▶ Task inputs
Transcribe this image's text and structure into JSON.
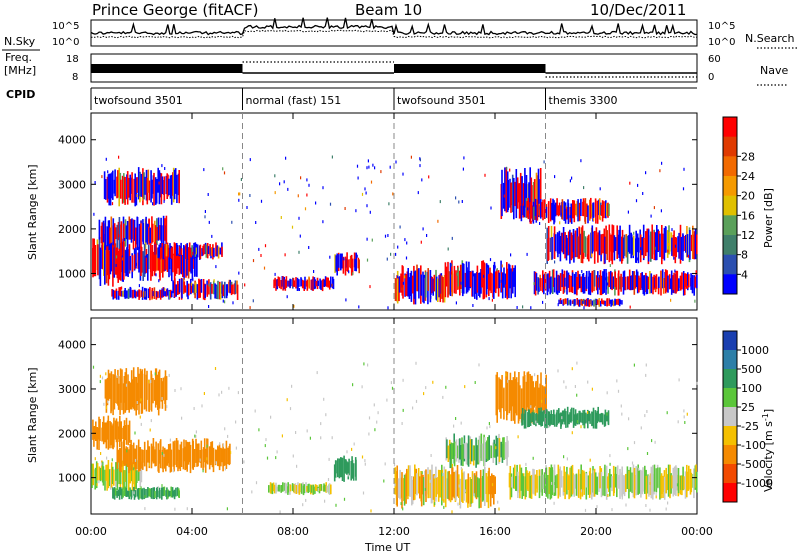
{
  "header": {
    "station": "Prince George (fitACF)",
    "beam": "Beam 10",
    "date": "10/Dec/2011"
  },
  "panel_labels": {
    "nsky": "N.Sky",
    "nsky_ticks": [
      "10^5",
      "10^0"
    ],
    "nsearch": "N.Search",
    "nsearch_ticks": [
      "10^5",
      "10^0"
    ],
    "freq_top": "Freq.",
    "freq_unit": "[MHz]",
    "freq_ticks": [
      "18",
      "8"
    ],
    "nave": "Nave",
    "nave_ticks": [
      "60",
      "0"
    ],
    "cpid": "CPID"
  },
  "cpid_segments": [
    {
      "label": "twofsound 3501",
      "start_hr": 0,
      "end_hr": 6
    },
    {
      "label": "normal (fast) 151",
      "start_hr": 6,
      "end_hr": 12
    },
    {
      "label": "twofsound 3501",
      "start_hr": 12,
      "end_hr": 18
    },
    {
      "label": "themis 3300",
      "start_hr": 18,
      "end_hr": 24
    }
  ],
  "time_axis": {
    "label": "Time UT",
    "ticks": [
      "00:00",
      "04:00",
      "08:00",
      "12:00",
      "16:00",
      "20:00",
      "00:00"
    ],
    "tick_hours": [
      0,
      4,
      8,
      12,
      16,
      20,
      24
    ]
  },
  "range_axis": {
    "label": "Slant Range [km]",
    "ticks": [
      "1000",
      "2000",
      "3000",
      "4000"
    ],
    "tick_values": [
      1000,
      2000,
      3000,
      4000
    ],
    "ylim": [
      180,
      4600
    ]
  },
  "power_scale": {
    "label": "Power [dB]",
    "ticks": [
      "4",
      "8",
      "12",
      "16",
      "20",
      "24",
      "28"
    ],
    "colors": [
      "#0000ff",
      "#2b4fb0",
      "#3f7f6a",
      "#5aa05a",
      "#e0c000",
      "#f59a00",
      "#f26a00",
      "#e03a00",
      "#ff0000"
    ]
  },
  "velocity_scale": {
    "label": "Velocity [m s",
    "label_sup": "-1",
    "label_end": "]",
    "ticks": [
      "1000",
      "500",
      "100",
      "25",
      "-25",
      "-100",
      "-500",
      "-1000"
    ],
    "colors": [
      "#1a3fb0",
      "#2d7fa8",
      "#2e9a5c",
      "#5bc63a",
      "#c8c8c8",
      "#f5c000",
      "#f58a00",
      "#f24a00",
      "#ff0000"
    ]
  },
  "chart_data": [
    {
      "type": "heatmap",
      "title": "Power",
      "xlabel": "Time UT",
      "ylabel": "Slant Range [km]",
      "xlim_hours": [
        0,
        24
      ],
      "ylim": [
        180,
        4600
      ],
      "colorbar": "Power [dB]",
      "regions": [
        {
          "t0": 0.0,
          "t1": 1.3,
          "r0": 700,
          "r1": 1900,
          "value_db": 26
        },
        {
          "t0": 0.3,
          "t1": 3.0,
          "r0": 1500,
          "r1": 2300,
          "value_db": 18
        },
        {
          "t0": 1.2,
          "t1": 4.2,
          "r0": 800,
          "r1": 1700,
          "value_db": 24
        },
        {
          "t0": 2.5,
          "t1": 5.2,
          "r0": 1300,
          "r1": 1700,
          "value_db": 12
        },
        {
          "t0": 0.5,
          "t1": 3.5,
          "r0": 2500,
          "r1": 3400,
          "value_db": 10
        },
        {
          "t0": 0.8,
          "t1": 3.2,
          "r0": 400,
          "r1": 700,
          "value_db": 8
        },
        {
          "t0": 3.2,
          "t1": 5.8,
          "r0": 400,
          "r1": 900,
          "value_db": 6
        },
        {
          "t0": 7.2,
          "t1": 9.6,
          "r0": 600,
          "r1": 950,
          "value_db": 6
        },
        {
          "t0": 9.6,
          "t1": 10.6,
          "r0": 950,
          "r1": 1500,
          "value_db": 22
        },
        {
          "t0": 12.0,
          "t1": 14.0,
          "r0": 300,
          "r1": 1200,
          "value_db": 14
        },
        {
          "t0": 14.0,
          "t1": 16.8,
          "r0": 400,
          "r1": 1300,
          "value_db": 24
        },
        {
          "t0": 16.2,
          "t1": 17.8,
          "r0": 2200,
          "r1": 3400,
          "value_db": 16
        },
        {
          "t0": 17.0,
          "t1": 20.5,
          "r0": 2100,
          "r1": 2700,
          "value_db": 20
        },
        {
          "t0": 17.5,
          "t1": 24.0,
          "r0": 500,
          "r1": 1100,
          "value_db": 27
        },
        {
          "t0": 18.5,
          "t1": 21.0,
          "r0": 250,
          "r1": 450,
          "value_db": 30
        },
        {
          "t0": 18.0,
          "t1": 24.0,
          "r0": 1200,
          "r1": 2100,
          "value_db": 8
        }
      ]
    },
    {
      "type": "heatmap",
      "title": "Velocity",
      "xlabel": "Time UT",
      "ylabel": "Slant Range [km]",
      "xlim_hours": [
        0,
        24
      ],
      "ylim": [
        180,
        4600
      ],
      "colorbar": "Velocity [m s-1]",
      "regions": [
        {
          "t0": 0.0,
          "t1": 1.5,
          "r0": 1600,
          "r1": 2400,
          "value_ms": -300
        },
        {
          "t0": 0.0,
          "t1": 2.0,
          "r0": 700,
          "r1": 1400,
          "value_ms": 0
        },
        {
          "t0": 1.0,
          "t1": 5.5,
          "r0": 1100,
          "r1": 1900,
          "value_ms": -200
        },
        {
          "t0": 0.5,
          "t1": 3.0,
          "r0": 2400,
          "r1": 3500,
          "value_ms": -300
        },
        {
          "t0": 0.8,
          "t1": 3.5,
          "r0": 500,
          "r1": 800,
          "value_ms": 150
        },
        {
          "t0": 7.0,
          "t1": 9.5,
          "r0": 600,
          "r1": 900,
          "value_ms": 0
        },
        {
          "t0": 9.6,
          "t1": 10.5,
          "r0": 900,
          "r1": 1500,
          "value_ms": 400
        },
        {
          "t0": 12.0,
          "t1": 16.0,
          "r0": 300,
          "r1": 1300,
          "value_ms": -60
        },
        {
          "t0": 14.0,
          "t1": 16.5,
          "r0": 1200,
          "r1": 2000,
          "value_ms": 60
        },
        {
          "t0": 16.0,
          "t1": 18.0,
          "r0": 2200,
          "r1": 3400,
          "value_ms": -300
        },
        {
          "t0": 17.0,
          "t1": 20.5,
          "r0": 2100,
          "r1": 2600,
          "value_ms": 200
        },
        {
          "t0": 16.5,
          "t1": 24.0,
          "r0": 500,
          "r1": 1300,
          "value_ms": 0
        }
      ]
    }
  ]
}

▶ Set problem
Output the lines above in full and exactly as given, omitting any pictures.

▶ Written answer
Transcribe this image's text and structure into JSON.
{
  "header": {
    "station": "Prince George (fitACF)",
    "beam": "Beam 10",
    "date": "10/Dec/2011"
  },
  "panel_labels": {
    "nsky": "N.Sky",
    "nsky_ticks": [
      "10^5",
      "10^0"
    ],
    "nsearch": "N.Search",
    "nsearch_ticks": [
      "10^5",
      "10^0"
    ],
    "freq_top": "Freq.",
    "freq_unit": "[MHz]",
    "freq_ticks": [
      "18",
      "8"
    ],
    "nave": "Nave",
    "nave_ticks": [
      "60",
      "0"
    ],
    "cpid": "CPID"
  },
  "cpid_segments": [
    {
      "label": "twofsound 3501",
      "start_hr": 0,
      "end_hr": 6
    },
    {
      "label": "normal (fast) 151",
      "start_hr": 6,
      "end_hr": 12
    },
    {
      "label": "twofsound 3501",
      "start_hr": 12,
      "end_hr": 18
    },
    {
      "label": "themis 3300",
      "start_hr": 18,
      "end_hr": 24
    }
  ],
  "time_axis": {
    "label": "Time UT",
    "ticks": [
      "00:00",
      "04:00",
      "08:00",
      "12:00",
      "16:00",
      "20:00",
      "00:00"
    ],
    "tick_hours": [
      0,
      4,
      8,
      12,
      16,
      20,
      24
    ]
  },
  "range_axis": {
    "label": "Slant Range [km]",
    "ticks": [
      "1000",
      "2000",
      "3000",
      "4000"
    ],
    "tick_values": [
      1000,
      2000,
      3000,
      4000
    ],
    "ylim": [
      180,
      4600
    ]
  },
  "power_scale": {
    "label": "Power [dB]",
    "ticks": [
      "4",
      "8",
      "12",
      "16",
      "20",
      "24",
      "28"
    ],
    "colors": [
      "#0000ff",
      "#2b4fb0",
      "#3f7f6a",
      "#5aa05a",
      "#e0c000",
      "#f59a00",
      "#f26a00",
      "#e03a00",
      "#ff0000"
    ]
  },
  "velocity_scale": {
    "label": "Velocity [m s",
    "label_sup": "-1",
    "label_end": "]",
    "ticks": [
      "1000",
      "500",
      "100",
      "25",
      "-25",
      "-100",
      "-500",
      "-1000"
    ],
    "colors": [
      "#1a3fb0",
      "#2d7fa8",
      "#2e9a5c",
      "#5bc63a",
      "#c8c8c8",
      "#f5c000",
      "#f58a00",
      "#f24a00",
      "#ff0000"
    ]
  },
  "chart_data": [
    {
      "type": "heatmap",
      "title": "Power",
      "xlabel": "Time UT",
      "ylabel": "Slant Range [km]",
      "xlim_hours": [
        0,
        24
      ],
      "ylim": [
        180,
        4600
      ],
      "colorbar": "Power [dB]",
      "regions": [
        {
          "t0": 0.0,
          "t1": 1.3,
          "r0": 700,
          "r1": 1900,
          "value_db": 26
        },
        {
          "t0": 0.3,
          "t1": 3.0,
          "r0": 1500,
          "r1": 2300,
          "value_db": 18
        },
        {
          "t0": 1.2,
          "t1": 4.2,
          "r0": 800,
          "r1": 1700,
          "value_db": 24
        },
        {
          "t0": 2.5,
          "t1": 5.2,
          "r0": 1300,
          "r1": 1700,
          "value_db": 12
        },
        {
          "t0": 0.5,
          "t1": 3.5,
          "r0": 2500,
          "r1": 3400,
          "value_db": 10
        },
        {
          "t0": 0.8,
          "t1": 3.2,
          "r0": 400,
          "r1": 700,
          "value_db": 8
        },
        {
          "t0": 3.2,
          "t1": 5.8,
          "r0": 400,
          "r1": 900,
          "value_db": 6
        },
        {
          "t0": 7.2,
          "t1": 9.6,
          "r0": 600,
          "r1": 950,
          "value_db": 6
        },
        {
          "t0": 9.6,
          "t1": 10.6,
          "r0": 950,
          "r1": 1500,
          "value_db": 22
        },
        {
          "t0": 12.0,
          "t1": 14.0,
          "r0": 300,
          "r1": 1200,
          "value_db": 14
        },
        {
          "t0": 14.0,
          "t1": 16.8,
          "r0": 400,
          "r1": 1300,
          "value_db": 24
        },
        {
          "t0": 16.2,
          "t1": 17.8,
          "r0": 2200,
          "r1": 3400,
          "value_db": 16
        },
        {
          "t0": 17.0,
          "t1": 20.5,
          "r0": 2100,
          "r1": 2700,
          "value_db": 20
        },
        {
          "t0": 17.5,
          "t1": 24.0,
          "r0": 500,
          "r1": 1100,
          "value_db": 27
        },
        {
          "t0": 18.5,
          "t1": 21.0,
          "r0": 250,
          "r1": 450,
          "value_db": 30
        },
        {
          "t0": 18.0,
          "t1": 24.0,
          "r0": 1200,
          "r1": 2100,
          "value_db": 8
        }
      ]
    },
    {
      "type": "heatmap",
      "title": "Velocity",
      "xlabel": "Time UT",
      "ylabel": "Slant Range [km]",
      "xlim_hours": [
        0,
        24
      ],
      "ylim": [
        180,
        4600
      ],
      "colorbar": "Velocity [m s-1]",
      "regions": [
        {
          "t0": 0.0,
          "t1": 1.5,
          "r0": 1600,
          "r1": 2400,
          "value_ms": -300
        },
        {
          "t0": 0.0,
          "t1": 2.0,
          "r0": 700,
          "r1": 1400,
          "value_ms": 0
        },
        {
          "t0": 1.0,
          "t1": 5.5,
          "r0": 1100,
          "r1": 1900,
          "value_ms": -200
        },
        {
          "t0": 0.5,
          "t1": 3.0,
          "r0": 2400,
          "r1": 3500,
          "value_ms": -300
        },
        {
          "t0": 0.8,
          "t1": 3.5,
          "r0": 500,
          "r1": 800,
          "value_ms": 150
        },
        {
          "t0": 7.0,
          "t1": 9.5,
          "r0": 600,
          "r1": 900,
          "value_ms": 0
        },
        {
          "t0": 9.6,
          "t1": 10.5,
          "r0": 900,
          "r1": 1500,
          "value_ms": 400
        },
        {
          "t0": 12.0,
          "t1": 16.0,
          "r0": 300,
          "r1": 1300,
          "value_ms": -60
        },
        {
          "t0": 14.0,
          "t1": 16.5,
          "r0": 1200,
          "r1": 2000,
          "value_ms": 60
        },
        {
          "t0": 16.0,
          "t1": 18.0,
          "r0": 2200,
          "r1": 3400,
          "value_ms": -300
        },
        {
          "t0": 17.0,
          "t1": 20.5,
          "r0": 2100,
          "r1": 2600,
          "value_ms": 200
        },
        {
          "t0": 16.5,
          "t1": 24.0,
          "r0": 500,
          "r1": 1300,
          "value_ms": 0
        }
      ]
    }
  ]
}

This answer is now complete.